■ Given problem
Wherever a line below holds the word "expert", copy that line.
▼
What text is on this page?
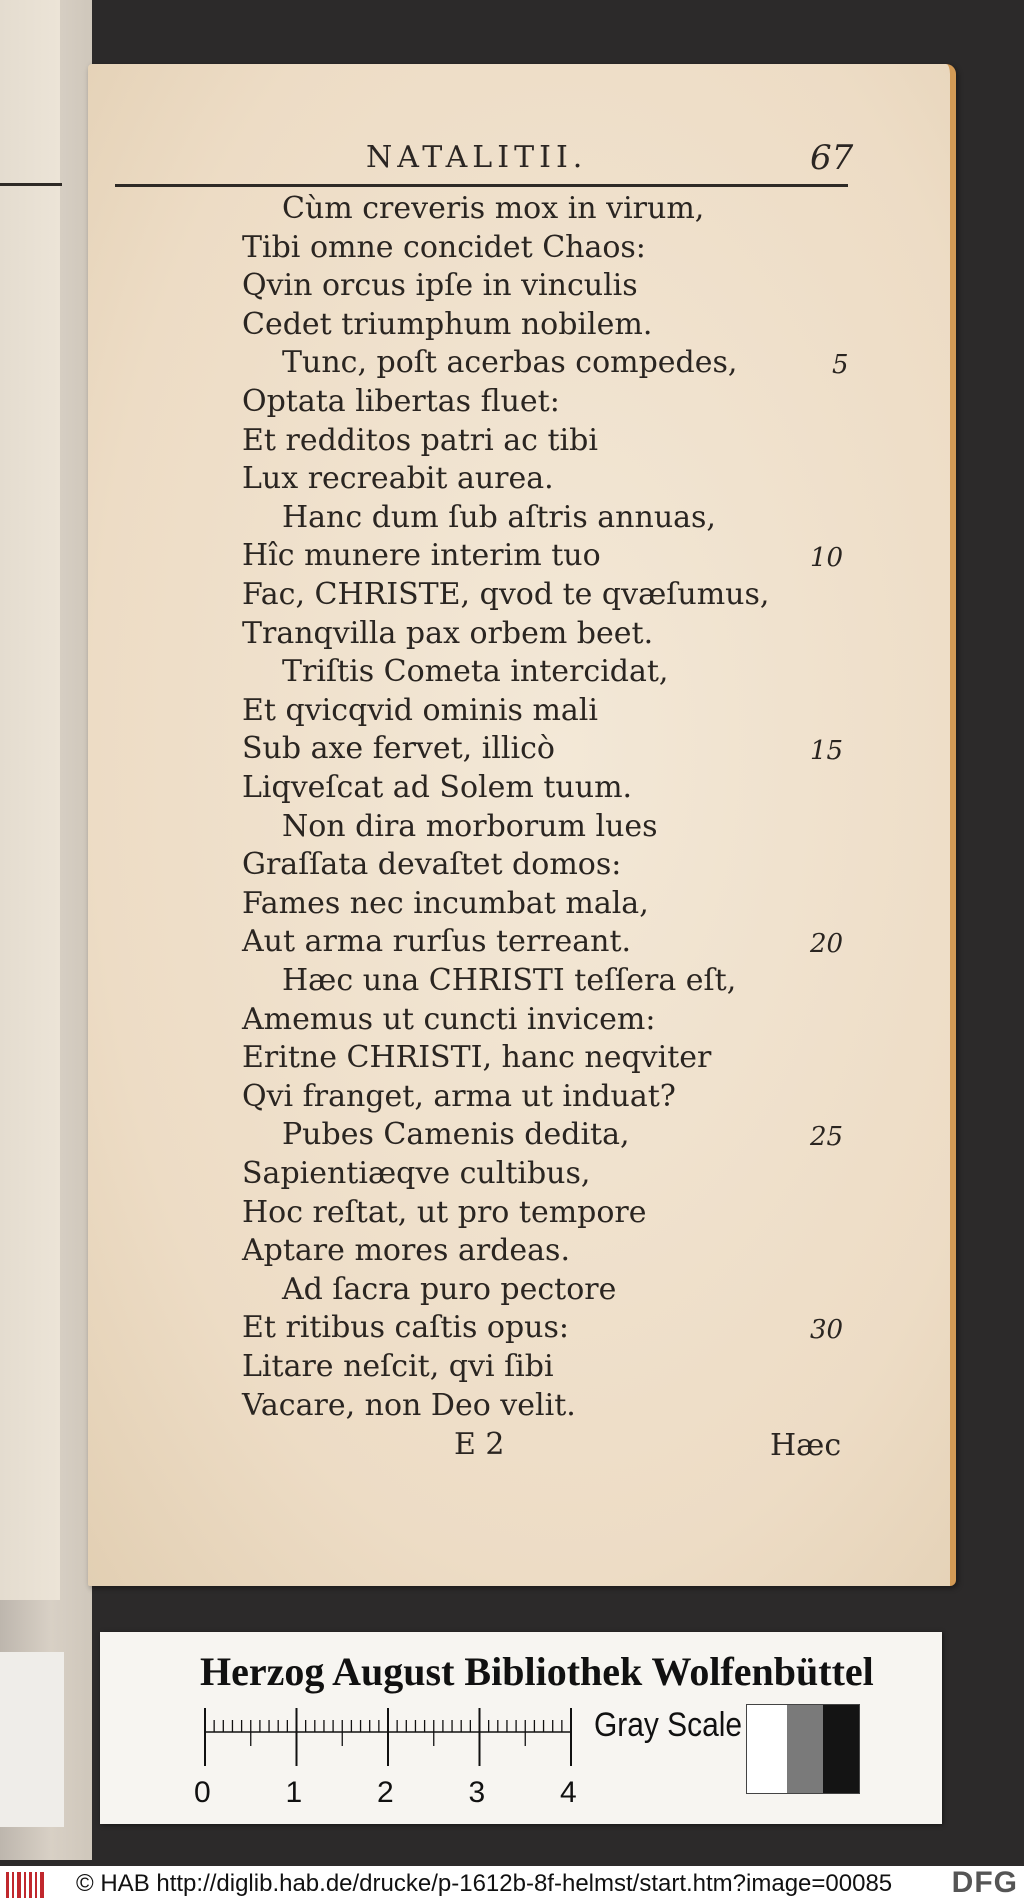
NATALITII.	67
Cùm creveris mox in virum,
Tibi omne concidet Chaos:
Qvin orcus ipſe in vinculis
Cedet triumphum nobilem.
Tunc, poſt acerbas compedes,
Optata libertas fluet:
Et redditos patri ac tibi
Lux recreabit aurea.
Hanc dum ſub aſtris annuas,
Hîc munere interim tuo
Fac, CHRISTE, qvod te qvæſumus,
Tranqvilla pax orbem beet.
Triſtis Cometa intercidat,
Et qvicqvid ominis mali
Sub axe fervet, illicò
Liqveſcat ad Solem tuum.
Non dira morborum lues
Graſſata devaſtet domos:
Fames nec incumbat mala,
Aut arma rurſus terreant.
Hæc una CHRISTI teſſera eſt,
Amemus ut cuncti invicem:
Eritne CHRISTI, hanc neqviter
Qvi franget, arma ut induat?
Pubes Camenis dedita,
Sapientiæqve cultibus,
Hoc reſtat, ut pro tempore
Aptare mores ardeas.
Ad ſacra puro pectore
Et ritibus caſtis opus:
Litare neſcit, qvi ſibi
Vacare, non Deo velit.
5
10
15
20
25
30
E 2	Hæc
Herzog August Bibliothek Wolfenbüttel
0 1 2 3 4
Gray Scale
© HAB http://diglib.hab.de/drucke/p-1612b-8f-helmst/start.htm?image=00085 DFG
▲
▼
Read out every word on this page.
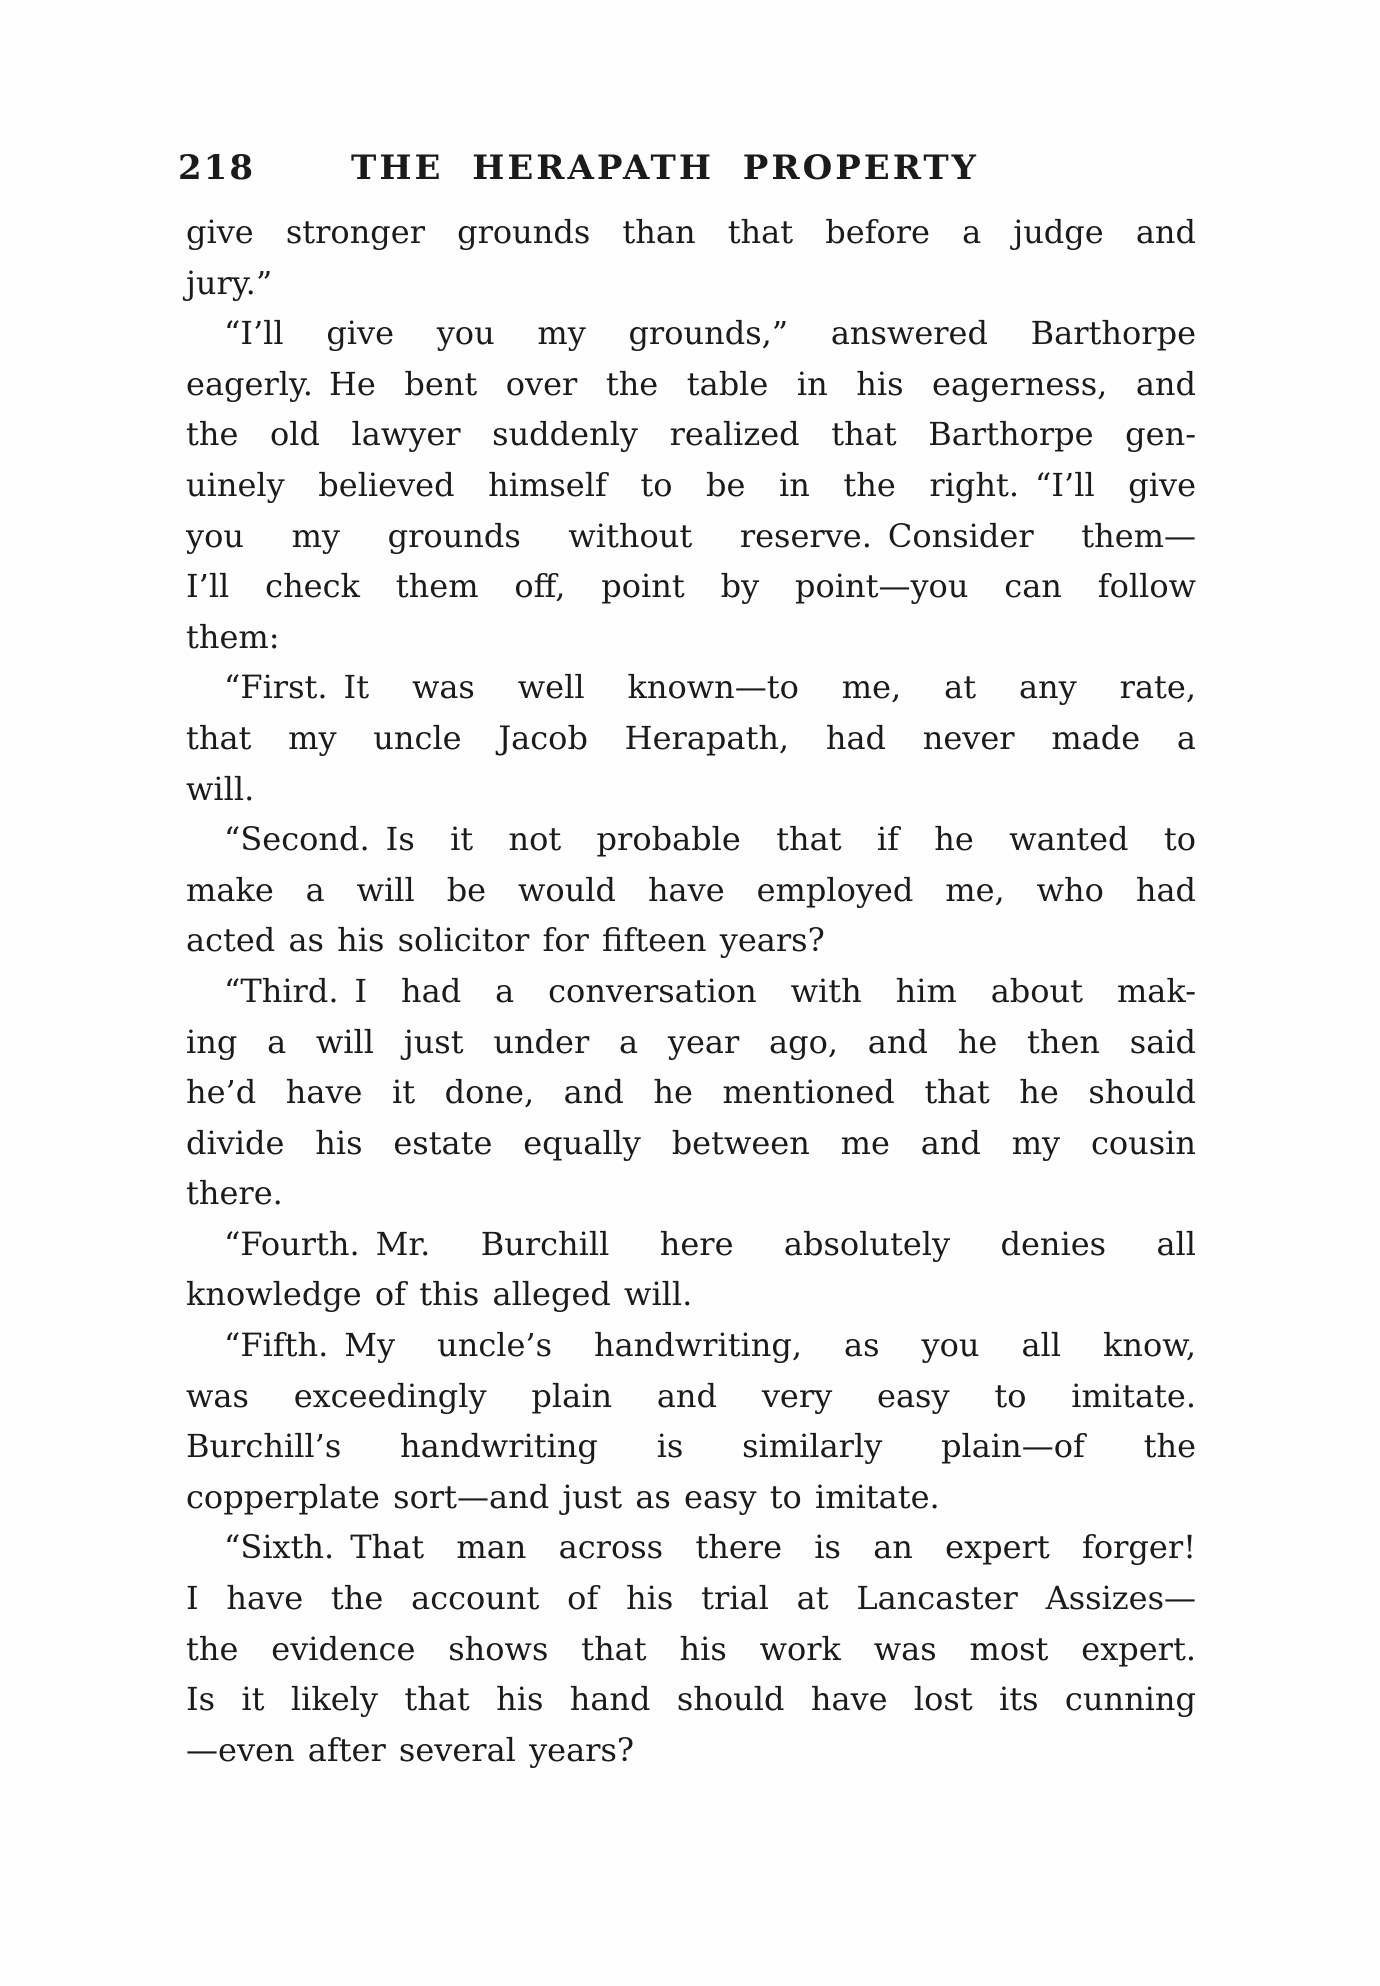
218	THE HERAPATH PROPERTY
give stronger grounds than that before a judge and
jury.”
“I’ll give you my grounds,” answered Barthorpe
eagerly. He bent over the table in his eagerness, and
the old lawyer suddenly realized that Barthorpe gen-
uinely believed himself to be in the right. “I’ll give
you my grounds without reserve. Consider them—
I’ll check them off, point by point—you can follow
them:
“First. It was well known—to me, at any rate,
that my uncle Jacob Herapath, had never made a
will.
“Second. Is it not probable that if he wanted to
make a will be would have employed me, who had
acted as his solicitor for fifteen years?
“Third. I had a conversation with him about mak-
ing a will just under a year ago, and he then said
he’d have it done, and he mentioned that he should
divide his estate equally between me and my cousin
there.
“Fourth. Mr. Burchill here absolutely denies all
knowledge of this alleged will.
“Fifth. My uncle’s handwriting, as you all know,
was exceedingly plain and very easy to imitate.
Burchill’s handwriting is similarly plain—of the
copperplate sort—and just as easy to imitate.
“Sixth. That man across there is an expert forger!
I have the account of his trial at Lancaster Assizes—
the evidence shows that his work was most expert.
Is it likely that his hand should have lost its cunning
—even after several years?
▲
▼
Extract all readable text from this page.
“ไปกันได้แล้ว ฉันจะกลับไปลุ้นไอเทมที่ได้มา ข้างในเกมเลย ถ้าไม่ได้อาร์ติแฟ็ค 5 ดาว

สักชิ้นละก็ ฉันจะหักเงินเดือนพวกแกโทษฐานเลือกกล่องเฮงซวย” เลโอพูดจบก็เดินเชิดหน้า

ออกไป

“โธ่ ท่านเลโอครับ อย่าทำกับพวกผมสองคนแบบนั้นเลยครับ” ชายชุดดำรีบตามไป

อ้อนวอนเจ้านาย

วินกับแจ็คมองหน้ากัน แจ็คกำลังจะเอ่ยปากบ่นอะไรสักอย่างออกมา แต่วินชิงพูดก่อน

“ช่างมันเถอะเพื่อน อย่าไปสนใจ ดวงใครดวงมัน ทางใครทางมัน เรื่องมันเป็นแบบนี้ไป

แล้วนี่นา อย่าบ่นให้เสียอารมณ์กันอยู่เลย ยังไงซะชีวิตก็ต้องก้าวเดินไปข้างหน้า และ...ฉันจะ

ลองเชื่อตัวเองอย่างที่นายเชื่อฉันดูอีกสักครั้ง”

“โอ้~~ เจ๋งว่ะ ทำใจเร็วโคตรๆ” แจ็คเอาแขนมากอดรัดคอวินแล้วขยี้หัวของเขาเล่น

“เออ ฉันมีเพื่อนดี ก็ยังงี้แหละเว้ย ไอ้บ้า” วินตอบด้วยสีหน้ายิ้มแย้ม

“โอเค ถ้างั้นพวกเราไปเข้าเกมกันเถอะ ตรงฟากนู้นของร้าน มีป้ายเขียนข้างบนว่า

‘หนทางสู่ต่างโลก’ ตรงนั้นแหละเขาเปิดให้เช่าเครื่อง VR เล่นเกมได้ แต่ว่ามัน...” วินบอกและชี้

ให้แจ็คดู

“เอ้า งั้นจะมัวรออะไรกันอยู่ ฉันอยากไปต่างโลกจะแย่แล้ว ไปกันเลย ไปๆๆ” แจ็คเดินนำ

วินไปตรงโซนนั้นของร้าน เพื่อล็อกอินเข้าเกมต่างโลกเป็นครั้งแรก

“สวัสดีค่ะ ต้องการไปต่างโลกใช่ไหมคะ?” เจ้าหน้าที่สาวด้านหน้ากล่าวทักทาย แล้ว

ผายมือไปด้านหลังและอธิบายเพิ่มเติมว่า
▲
■ The result
“Sixth. That man across there is an expert forger!
the evidence shows that his work was most expert.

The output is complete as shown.